=== INSTRUCTIONS FOR THE TASK ===
Below are records to transcribe exactly, without their pictures.

=== ENTRIES ===

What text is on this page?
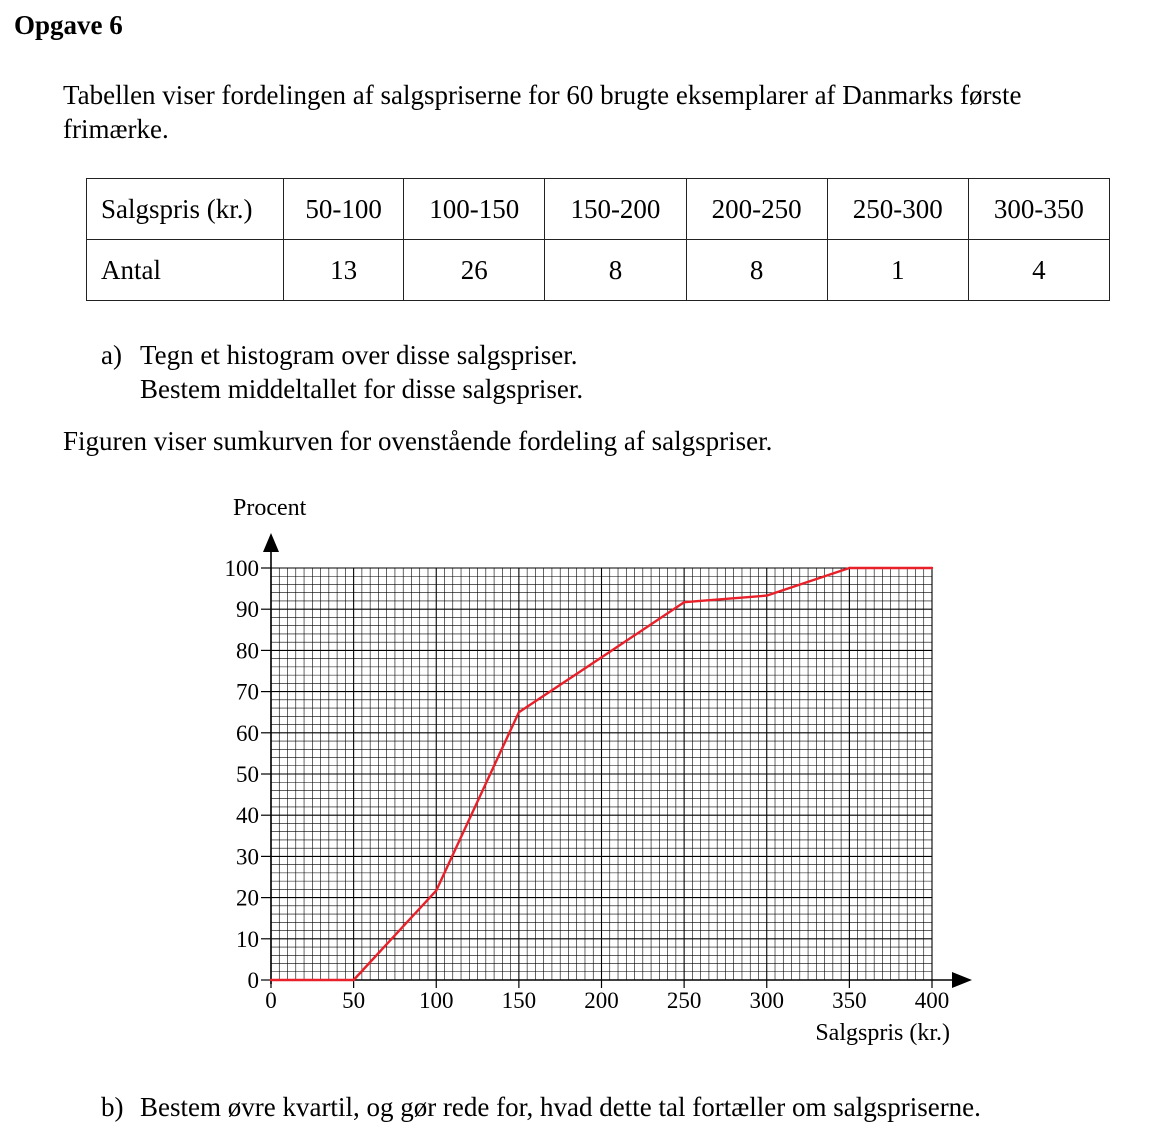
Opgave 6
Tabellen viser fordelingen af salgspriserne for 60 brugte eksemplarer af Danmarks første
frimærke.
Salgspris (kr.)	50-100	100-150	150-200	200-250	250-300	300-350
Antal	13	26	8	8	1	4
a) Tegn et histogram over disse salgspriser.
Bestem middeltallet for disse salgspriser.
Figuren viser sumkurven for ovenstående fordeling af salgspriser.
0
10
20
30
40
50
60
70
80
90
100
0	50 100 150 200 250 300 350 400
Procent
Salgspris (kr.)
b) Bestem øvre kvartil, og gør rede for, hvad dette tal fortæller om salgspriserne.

=== SOLUTION ===
What text is on this page?
Opgave 6
Tabellen viser fordelingen af salgspriserne for 60 brugte eksemplarer af Danmarks første
frimærke.
Salgspris (kr.)	50-100	100-150	150-200	200-250	250-300	300-350
Antal	13	26	8	8	1	4
a) Tegn et histogram over disse salgspriser.
Bestem middeltallet for disse salgspriser.
Figuren viser sumkurven for ovenstående fordeling af salgspriser.
0
10
20
30
40
50
60
70
80
90
100
0	50 100 150 200 250 300 350 400
Procent
Salgspris (kr.)
b) Bestem øvre kvartil, og gør rede for, hvad dette tal fortæller om salgspriserne.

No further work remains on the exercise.